:: SUPPLIED MATERIAL

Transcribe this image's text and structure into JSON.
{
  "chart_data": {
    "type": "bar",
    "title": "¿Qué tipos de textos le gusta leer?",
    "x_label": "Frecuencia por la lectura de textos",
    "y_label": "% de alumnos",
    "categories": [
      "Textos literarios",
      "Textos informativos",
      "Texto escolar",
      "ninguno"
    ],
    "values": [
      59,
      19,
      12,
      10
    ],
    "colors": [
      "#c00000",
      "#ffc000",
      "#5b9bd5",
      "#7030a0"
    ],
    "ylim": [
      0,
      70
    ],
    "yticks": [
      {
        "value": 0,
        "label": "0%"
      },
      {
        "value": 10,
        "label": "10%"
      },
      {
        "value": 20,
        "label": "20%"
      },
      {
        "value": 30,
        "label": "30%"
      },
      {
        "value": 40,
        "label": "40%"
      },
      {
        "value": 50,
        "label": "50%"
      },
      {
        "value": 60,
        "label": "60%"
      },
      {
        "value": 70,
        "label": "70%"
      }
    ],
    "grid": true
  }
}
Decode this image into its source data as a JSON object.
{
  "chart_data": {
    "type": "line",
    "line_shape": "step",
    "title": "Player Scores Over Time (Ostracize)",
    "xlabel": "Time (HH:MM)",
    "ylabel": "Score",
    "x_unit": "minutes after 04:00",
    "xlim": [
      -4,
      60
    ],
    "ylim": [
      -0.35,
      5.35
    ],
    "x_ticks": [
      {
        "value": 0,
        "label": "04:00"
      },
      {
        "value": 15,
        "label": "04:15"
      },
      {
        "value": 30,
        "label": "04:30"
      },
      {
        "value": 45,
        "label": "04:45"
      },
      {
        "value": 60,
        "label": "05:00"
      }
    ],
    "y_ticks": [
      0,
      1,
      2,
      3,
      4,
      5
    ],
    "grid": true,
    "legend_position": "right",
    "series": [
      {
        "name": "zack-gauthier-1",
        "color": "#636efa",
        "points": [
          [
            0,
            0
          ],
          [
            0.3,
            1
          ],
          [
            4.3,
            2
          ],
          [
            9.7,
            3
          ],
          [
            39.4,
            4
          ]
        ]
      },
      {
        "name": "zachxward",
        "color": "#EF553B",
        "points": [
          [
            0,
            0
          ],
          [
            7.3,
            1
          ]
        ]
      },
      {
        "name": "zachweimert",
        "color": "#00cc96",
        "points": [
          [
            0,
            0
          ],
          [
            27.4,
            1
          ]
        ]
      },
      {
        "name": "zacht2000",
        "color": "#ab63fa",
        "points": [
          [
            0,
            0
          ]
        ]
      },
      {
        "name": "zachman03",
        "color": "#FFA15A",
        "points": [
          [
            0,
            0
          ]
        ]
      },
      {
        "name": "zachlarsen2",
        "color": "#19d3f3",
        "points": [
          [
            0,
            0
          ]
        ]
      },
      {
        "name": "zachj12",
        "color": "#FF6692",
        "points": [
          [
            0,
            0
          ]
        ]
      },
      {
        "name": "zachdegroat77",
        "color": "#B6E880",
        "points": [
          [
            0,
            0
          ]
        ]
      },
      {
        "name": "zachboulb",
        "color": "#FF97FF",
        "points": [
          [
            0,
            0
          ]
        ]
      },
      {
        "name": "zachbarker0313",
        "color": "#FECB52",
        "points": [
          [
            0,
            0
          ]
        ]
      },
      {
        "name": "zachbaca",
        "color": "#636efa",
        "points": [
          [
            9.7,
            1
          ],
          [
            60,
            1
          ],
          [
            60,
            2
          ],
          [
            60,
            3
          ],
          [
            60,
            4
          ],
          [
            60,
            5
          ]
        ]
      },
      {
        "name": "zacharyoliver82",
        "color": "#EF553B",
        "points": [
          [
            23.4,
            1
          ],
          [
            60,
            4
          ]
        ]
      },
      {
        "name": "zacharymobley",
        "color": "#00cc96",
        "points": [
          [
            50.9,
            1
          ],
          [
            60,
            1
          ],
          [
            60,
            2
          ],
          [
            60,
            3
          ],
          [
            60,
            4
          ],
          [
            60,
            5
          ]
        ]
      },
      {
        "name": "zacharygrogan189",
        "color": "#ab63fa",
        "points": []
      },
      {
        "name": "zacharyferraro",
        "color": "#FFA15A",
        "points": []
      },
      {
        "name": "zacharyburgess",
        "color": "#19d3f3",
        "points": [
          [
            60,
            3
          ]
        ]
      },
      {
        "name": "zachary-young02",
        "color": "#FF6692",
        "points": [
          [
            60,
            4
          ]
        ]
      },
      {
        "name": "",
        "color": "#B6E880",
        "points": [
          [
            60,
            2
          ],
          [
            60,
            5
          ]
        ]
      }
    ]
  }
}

::::

## PROMPT
Give back the whole listing, word for word.

## OUTPUT
Transcribe this image's text and structure into JSON.
{
  "chart_data": {
    "type": "bar",
    "title": "¿Qué tipos de textos le gusta leer?",
    "x_label": "Frecuencia por la lectura de textos",
    "y_label": "% de alumnos",
    "categories": [
      "Textos literarios",
      "Textos informativos",
      "Texto escolar",
      "ninguno"
    ],
    "values": [
      59,
      19,
      12,
      10
    ],
    "colors": [
      "#c00000",
      "#ffc000",
      "#5b9bd5",
      "#7030a0"
    ],
    "ylim": [
      0,
      70
    ],
    "yticks": [
      {
        "value": 0,
        "label": "0%"
      },
      {
        "value": 10,
        "label": "10%"
      },
      {
        "value": 20,
        "label": "20%"
      },
      {
        "value": 30,
        "label": "30%"
      },
      {
        "value": 40,
        "label": "40%"
      },
      {
        "value": 50,
        "label": "50%"
      },
      {
        "value": 60,
        "label": "60%"
      },
      {
        "value": 70,
        "label": "70%"
      }
    ],
    "grid": true
  }
}
Decode this image into its source data as a JSON object.
{
  "chart_data": {
    "type": "line",
    "line_shape": "step",
    "title": "Player Scores Over Time (Ostracize)",
    "xlabel": "Time (HH:MM)",
    "ylabel": "Score",
    "x_unit": "minutes after 04:00",
    "xlim": [
      -4,
      60
    ],
    "ylim": [
      -0.35,
      5.35
    ],
    "x_ticks": [
      {
        "value": 0,
        "label": "04:00"
      },
      {
        "value": 15,
        "label": "04:15"
      },
      {
        "value": 30,
        "label": "04:30"
      },
      {
        "value": 45,
        "label": "04:45"
      },
      {
        "value": 60,
        "label": "05:00"
      }
    ],
    "y_ticks": [
      0,
      1,
      2,
      3,
      4,
      5
    ],
    "grid": true,
    "legend_position": "right",
    "series": [
      {
        "name": "zack-gauthier-1",
        "color": "#636efa",
        "points": [
          [
            0,
            0
          ],
          [
            0.3,
            1
          ],
          [
            4.3,
            2
          ],
          [
            9.7,
            3
          ],
          [
            39.4,
            4
          ]
        ]
      },
      {
        "name": "zachxward",
        "color": "#EF553B",
        "points": [
          [
            0,
            0
          ],
          [
            7.3,
            1
          ]
        ]
      },
      {
        "name": "zachweimert",
        "color": "#00cc96",
        "points": [
          [
            0,
            0
          ],
          [
            27.4,
            1
          ]
        ]
      },
      {
        "name": "zacht2000",
        "color": "#ab63fa",
        "points": [
          [
            0,
            0
          ]
        ]
      },
      {
        "name": "zachman03",
        "color": "#FFA15A",
        "points": [
          [
            0,
            0
          ]
        ]
      },
      {
        "name": "zachlarsen2",
        "color": "#19d3f3",
        "points": [
          [
            0,
            0
          ]
        ]
      },
      {
        "name": "zachj12",
        "color": "#FF6692",
        "points": [
          [
            0,
            0
          ]
        ]
      },
      {
        "name": "zachdegroat77",
        "color": "#B6E880",
        "points": [
          [
            0,
            0
          ]
        ]
      },
      {
        "name": "zachboulb",
        "color": "#FF97FF",
        "points": [
          [
            0,
            0
          ]
        ]
      },
      {
        "name": "zachbarker0313",
        "color": "#FECB52",
        "points": [
          [
            0,
            0
          ]
        ]
      },
      {
        "name": "zachbaca",
        "color": "#636efa",
        "points": [
          [
            9.7,
            1
          ],
          [
            60,
            1
          ],
          [
            60,
            2
          ],
          [
            60,
            3
          ],
          [
            60,
            4
          ],
          [
            60,
            5
          ]
        ]
      },
      {
        "name": "zacharyoliver82",
        "color": "#EF553B",
        "points": [
          [
            23.4,
            1
          ],
          [
            60,
            4
          ]
        ]
      },
      {
        "name": "zacharymobley",
        "color": "#00cc96",
        "points": [
          [
            50.9,
            1
          ],
          [
            60,
            1
          ],
          [
            60,
            2
          ],
          [
            60,
            3
          ],
          [
            60,
            4
          ],
          [
            60,
            5
          ]
        ]
      },
      {
        "name": "zacharygrogan189",
        "color": "#ab63fa",
        "points": []
      },
      {
        "name": "zacharyferraro",
        "color": "#FFA15A",
        "points": []
      },
      {
        "name": "zacharyburgess",
        "color": "#19d3f3",
        "points": [
          [
            60,
            3
          ]
        ]
      },
      {
        "name": "zachary-young02",
        "color": "#FF6692",
        "points": [
          [
            60,
            4
          ]
        ]
      },
      {
        "name": "",
        "color": "#B6E880",
        "points": [
          [
            60,
            2
          ],
          [
            60,
            5
          ]
        ]
      }
    ]
  }
}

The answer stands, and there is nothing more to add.